What is being asked: Below are records to be output exactly, every one of them.

Stored data:

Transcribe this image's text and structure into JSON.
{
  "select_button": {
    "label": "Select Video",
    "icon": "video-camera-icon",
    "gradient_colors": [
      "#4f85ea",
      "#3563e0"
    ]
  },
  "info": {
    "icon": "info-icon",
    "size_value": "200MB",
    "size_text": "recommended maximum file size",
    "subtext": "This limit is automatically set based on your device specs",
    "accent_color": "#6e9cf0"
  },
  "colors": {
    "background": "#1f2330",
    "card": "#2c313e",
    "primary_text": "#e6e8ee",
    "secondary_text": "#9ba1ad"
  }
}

Exercise answer:
Transcribe this image's text and structure into JSON.
{
  "select_button": {
    "label": "Select Video",
    "icon": "video-camera-icon",
    "gradient_colors": [
      "#4f85ea",
      "#3563e0"
    ]
  },
  "info": {
    "icon": "info-icon",
    "size_value": "200MB",
    "size_text": "recommended maximum file size",
    "subtext": "This limit is automatically set based on your device specs",
    "accent_color": "#6e9cf0"
  },
  "colors": {
    "background": "#1f2330",
    "card": "#2c313e",
    "primary_text": "#e6e8ee",
    "secondary_text": "#9ba1ad"
  }
}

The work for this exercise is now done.